● **演習課題**:
1: 提供テキストでは、川浪の父親は享年何才で永眠したとされていますか。
2: 川浪の父親の癌を克服するために試みたものとして、提供テキストに挙げられているものをすべて書き出してください。
3: 川浪の阿里山での生活を描いた提供テキストについて、最後の文の後に続く文章を書いてください。

● **提供テキスト**:
::::

原爆で廃墟と化した広島の復興に身を削り、無理に無理が重なって肝硬変を患って、以来25年間ずっと病床にあった父親。
長生きしてもらいたい、大好きな広島カープ観戦や温泉旅行にも行ってもらいたい、の一心から癌を克服できる「何か」を探し求めた。
インターネットのない時代だから、情報を集めるのに随分と苦労した。
丸山ワクチン、抜毒丸、ビワの葉、クマザサなどいろいろと試みたが、坂道を転げるように病状は悪化。
4月26日早朝に永眠、享年67才。
「何もしてあげられなかったね。引き続き、癌を克服する何かを探して必ず癌にリベンジするから、成仏してください」
じっと涙をこらえ、川浪は静かに眠る父親に誓いを立てた。

建設土木・建機・設計・不動産・バイオ開発などの会社を多角経営していたが、役員会、株主総会で辞意を表明し全権を実兄に譲り、退路を断って、癌に打ち勝つ「何か」を探す旅に出る。
キノコ菌が癌を克服するかもしれないという情報を伝え聞いて、薬膳キノコの研究を思い立ち、まず最初に向かったのが4000mに届く山々がそびえる台湾だった。
この島には2年前の40才の時に、台中市の養鶏組合からの要請で子会社の培養酵母(梅の切株に繁殖する酵母)を試験供給した縁があった。
その筋から調べてもらうと、薬膳キノコの研究を手伝ってくれる研究所が阿里山にあるという。
早速、キノコのメッカといわれる阿里山に向かい、山深くの研究所を紹介された。
英語も台湾語も満足に喋れない男が、たった一人、手探りで研究を始めることとなる。
その時、42才。
日本の自動車免許じゃ台湾では運転できないから、ホテルも探せない。
阿里山には知り合いもいないのだから、送迎も無理。
したがって、研究所に泊めてもらうよりほかに道がなかった。
幸いなことに、守衛が寝泊まりしていた部屋があるという。
人里離れた施設だから、夜になると人っ子一人いなくなる。
つい前日までは広島の繁華街、流川や薬研堀で毎晩のように華美な夜を過ごしていた男が、ただ一人、異国の、しかも人里離れた山中の、暗く寂しい施設の小部屋に寝泊まりすることになる。
日本語の新聞もテレビも、日本料理も、言葉を喋る相手もいないという孤独な生活。
1週間もたたないうちに、あまりの寂しさに気が狂いそうになった。

阿里山の夜空は、あまりにも暗い。
工場群から排出される環境を度外視したバイ煙で、自然豊かなこの地でも輝く星空が失われていた。

::::

● **提供資料**:
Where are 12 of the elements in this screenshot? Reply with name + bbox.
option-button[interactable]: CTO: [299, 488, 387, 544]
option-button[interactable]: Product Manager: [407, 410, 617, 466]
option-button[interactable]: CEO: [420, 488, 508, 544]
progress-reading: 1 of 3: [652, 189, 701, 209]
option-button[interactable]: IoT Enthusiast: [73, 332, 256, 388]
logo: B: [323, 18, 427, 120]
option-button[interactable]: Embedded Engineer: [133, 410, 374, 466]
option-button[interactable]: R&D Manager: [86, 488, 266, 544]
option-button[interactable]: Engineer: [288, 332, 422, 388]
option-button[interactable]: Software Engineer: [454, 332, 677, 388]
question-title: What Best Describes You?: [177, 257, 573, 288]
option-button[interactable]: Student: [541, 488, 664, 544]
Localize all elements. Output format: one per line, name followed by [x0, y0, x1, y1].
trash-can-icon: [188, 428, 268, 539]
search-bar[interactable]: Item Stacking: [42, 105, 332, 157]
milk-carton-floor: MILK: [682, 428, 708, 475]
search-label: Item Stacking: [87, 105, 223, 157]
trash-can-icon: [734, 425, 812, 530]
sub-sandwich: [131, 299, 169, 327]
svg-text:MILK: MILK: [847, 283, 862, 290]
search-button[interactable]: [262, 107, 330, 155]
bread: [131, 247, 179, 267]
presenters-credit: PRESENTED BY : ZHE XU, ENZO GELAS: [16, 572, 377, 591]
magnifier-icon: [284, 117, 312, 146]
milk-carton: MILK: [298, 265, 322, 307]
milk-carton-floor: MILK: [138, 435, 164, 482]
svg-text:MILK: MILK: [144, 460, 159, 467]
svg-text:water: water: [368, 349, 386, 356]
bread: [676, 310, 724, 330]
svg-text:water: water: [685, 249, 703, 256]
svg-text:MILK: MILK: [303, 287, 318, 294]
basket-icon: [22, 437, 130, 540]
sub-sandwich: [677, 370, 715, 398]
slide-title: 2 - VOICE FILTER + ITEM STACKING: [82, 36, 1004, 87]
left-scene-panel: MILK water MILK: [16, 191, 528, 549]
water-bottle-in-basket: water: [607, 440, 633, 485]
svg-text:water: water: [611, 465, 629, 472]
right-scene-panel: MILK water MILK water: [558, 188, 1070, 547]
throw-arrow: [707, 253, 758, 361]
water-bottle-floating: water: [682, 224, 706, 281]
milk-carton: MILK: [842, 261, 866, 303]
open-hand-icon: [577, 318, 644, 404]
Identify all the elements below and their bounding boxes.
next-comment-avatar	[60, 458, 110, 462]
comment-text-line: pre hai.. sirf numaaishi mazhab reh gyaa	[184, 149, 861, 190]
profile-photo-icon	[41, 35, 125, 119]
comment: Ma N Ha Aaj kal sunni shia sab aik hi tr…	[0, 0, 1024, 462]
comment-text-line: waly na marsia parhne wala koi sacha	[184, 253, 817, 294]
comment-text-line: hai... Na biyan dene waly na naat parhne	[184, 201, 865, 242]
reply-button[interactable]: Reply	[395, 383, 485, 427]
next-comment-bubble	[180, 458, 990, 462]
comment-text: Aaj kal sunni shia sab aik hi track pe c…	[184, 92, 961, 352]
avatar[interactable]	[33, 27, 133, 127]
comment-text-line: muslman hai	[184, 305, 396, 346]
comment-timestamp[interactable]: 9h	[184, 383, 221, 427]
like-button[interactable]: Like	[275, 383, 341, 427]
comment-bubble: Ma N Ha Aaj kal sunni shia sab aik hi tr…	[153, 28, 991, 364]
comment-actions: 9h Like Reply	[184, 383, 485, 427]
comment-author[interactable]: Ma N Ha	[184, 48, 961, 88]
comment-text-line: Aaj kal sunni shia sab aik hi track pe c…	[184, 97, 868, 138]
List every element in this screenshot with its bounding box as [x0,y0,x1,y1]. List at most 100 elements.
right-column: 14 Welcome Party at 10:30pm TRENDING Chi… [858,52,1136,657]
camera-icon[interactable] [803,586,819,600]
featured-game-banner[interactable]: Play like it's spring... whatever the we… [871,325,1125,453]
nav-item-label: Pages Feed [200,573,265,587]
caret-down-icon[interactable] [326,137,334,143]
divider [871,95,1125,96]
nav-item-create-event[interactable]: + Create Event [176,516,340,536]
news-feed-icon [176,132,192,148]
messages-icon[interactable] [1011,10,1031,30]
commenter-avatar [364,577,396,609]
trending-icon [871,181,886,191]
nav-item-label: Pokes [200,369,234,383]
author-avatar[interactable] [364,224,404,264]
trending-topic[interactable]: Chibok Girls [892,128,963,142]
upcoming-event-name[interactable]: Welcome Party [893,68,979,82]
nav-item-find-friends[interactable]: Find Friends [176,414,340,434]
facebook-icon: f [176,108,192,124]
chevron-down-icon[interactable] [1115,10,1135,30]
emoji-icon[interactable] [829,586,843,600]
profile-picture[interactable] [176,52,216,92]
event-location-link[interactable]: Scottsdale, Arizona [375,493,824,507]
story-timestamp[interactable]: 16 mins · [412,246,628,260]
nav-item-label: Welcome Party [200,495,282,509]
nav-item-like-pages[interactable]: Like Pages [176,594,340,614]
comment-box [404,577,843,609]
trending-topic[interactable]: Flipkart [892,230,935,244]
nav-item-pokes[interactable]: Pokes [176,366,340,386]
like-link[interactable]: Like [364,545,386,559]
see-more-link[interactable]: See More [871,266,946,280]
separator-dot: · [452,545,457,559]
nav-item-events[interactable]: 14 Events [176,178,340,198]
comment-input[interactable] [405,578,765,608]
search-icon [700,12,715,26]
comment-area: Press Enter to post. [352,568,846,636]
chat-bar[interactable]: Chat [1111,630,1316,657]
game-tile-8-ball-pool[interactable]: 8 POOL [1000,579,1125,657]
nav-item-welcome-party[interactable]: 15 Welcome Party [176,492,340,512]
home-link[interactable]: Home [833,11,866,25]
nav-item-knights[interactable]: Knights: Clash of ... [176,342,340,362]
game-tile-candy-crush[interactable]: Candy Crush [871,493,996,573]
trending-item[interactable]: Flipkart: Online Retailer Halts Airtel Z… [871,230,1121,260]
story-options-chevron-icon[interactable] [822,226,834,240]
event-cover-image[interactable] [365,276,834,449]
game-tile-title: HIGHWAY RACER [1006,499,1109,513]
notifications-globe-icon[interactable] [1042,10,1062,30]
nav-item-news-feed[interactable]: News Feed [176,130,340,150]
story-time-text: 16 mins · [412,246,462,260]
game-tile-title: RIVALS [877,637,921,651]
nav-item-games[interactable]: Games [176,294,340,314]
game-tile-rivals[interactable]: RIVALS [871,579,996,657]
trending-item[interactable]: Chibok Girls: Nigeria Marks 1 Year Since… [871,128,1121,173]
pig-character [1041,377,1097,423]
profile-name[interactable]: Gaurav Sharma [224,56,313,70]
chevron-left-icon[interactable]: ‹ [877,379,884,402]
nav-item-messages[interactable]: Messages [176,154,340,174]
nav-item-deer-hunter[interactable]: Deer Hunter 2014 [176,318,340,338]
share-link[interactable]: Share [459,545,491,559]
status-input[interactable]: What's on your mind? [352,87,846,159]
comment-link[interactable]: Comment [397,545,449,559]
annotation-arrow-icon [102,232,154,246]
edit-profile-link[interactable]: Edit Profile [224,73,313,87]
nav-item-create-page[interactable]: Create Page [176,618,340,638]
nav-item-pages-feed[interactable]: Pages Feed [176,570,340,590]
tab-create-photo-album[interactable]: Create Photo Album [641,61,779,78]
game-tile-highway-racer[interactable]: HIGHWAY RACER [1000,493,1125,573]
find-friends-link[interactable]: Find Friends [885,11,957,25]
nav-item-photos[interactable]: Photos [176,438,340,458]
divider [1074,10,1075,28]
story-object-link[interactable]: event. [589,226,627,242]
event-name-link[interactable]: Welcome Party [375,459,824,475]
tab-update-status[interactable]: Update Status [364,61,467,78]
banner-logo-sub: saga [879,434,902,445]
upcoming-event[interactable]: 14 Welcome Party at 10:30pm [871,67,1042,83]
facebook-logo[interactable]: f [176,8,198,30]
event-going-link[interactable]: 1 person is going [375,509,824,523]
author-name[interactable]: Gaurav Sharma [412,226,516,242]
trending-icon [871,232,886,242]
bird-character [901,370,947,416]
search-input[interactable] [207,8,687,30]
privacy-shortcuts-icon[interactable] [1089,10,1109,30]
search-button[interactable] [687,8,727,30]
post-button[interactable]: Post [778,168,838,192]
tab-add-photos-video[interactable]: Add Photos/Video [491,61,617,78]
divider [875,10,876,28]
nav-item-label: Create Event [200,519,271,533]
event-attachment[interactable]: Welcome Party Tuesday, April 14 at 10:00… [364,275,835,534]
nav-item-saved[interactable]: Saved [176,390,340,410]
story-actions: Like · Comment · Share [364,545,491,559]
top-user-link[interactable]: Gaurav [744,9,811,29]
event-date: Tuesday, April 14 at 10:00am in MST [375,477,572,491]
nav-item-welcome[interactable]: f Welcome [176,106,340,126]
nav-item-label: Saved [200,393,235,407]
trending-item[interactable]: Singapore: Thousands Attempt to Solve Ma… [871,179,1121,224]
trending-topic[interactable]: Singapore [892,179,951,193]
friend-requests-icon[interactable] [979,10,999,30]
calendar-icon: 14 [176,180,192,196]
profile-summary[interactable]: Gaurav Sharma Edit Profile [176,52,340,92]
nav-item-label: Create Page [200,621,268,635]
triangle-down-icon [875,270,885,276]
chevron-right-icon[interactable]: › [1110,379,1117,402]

::::

● **課題の解答**:
1: 享年67才です。

2: 丸山ワクチン、抜毒丸、ビワの葉、クマザサ

3:
重たい静寂の中で時折、木葉が擦り合う音が無数に重なって「ドド~」と響く山鳴りとなる。
そんなある夜、遙か先に停まった自動車のオーディオからだろうか、耳懐かしいメロディが流れてきた。
透きとおった美しいメゾソプラノに心が震え、窓に走り寄ってガラスに耳を押しつけ、日本語で脳裏に刻まれていた歌詞をなぞった。

「夜の新宿裏通り
  肩を寄せ合う通り雨
 誰を恨んで濡れるのか 
  逢えば切なく別れが辛い
 しのび逢う恋 涙恋」

この歌は確か、八代亜紀。
台湾語に吹き替えられてはいるが、あの「なみだ恋」に違いない。
やがて、歌声とともに紅いテールランプが小さく揺れながら遠のいて行く。
「待て、待ってくれ~」
錆び付いた窓を必死にこじ開け呼び止めようとしたが、一陣の突風が吹いてきて、山鳴りとなってその声を掻き消してしまった。
胸の奥に押さえ込んでいた郷愁と身の切なさが一挙に押し寄せ、涙となって溢れ出し、頬を伝って暗いガラスを濡らした。
親父の死にも涙しなかった男が、臆面もなく、声をあげて泣いた。


膨らむ台湾の甘い夢

心の奥に貼り付いたあの歌は、鄧麗君(テレサ・テン)が北京語でリリースした「甜蜜的小雨」だと分かる。
大ヒットを続けるこの歌が聞こえる度に、とっくに忘れたはずの郷愁が膨らんで眼の奥が緩んだ。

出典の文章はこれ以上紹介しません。